### Data extract
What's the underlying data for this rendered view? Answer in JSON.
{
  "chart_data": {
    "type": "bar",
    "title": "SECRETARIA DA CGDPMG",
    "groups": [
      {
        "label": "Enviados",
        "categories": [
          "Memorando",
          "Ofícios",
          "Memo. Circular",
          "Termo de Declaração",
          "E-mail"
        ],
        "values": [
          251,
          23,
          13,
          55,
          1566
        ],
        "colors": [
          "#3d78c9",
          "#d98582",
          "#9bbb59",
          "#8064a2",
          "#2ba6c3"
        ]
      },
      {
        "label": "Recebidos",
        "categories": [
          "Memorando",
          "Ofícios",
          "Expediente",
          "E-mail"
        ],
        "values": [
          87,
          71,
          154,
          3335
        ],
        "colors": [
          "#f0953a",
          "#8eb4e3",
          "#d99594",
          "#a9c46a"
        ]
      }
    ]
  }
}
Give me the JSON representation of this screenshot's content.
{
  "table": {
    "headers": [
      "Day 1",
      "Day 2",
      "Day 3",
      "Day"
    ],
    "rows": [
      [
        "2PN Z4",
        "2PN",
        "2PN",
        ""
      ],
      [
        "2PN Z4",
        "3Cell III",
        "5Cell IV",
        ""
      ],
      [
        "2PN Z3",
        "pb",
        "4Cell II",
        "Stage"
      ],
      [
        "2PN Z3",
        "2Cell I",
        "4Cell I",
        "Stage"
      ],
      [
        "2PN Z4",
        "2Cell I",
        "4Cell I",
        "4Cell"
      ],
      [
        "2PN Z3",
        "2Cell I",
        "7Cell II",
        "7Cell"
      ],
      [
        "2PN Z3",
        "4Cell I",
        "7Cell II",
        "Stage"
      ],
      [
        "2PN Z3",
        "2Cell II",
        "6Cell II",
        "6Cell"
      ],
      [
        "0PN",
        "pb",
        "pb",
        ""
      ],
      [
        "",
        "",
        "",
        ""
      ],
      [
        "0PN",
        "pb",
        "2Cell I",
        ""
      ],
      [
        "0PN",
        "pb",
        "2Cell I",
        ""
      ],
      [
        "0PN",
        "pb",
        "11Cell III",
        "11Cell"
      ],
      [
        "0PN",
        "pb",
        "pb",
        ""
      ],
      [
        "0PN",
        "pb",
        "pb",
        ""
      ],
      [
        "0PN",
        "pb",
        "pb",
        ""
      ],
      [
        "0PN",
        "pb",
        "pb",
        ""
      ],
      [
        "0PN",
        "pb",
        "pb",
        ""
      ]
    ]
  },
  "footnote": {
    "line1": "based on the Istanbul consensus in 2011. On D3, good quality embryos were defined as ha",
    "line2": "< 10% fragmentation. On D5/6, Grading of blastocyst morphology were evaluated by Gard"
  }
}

### Prompt
All of the entries above need to be reproduced exactly.

### Expected output
What's the underlying data for this rendered view? Answer in JSON.
{
  "chart_data": {
    "type": "bar",
    "title": "SECRETARIA DA CGDPMG",
    "groups": [
      {
        "label": "Enviados",
        "categories": [
          "Memorando",
          "Ofícios",
          "Memo. Circular",
          "Termo de Declaração",
          "E-mail"
        ],
        "values": [
          251,
          23,
          13,
          55,
          1566
        ],
        "colors": [
          "#3d78c9",
          "#d98582",
          "#9bbb59",
          "#8064a2",
          "#2ba6c3"
        ]
      },
      {
        "label": "Recebidos",
        "categories": [
          "Memorando",
          "Ofícios",
          "Expediente",
          "E-mail"
        ],
        "values": [
          87,
          71,
          154,
          3335
        ],
        "colors": [
          "#f0953a",
          "#8eb4e3",
          "#d99594",
          "#a9c46a"
        ]
      }
    ]
  }
}
Give me the JSON representation of this screenshot's content.
{
  "table": {
    "headers": [
      "Day 1",
      "Day 2",
      "Day 3",
      "Day"
    ],
    "rows": [
      [
        "2PN Z4",
        "2PN",
        "2PN",
        ""
      ],
      [
        "2PN Z4",
        "3Cell III",
        "5Cell IV",
        ""
      ],
      [
        "2PN Z3",
        "pb",
        "4Cell II",
        "Stage"
      ],
      [
        "2PN Z3",
        "2Cell I",
        "4Cell I",
        "Stage"
      ],
      [
        "2PN Z4",
        "2Cell I",
        "4Cell I",
        "4Cell"
      ],
      [
        "2PN Z3",
        "2Cell I",
        "7Cell II",
        "7Cell"
      ],
      [
        "2PN Z3",
        "4Cell I",
        "7Cell II",
        "Stage"
      ],
      [
        "2PN Z3",
        "2Cell II",
        "6Cell II",
        "6Cell"
      ],
      [
        "0PN",
        "pb",
        "pb",
        ""
      ],
      [
        "",
        "",
        "",
        ""
      ],
      [
        "0PN",
        "pb",
        "2Cell I",
        ""
      ],
      [
        "0PN",
        "pb",
        "2Cell I",
        ""
      ],
      [
        "0PN",
        "pb",
        "11Cell III",
        "11Cell"
      ],
      [
        "0PN",
        "pb",
        "pb",
        ""
      ],
      [
        "0PN",
        "pb",
        "pb",
        ""
      ],
      [
        "0PN",
        "pb",
        "pb",
        ""
      ],
      [
        "0PN",
        "pb",
        "pb",
        ""
      ],
      [
        "0PN",
        "pb",
        "pb",
        ""
      ]
    ]
  },
  "footnote": {
    "line1": "based on the Istanbul consensus in 2011. On D3, good quality embryos were defined as ha",
    "line2": "< 10% fragmentation. On D5/6, Grading of blastocyst morphology were evaluated by Gard"
  }
}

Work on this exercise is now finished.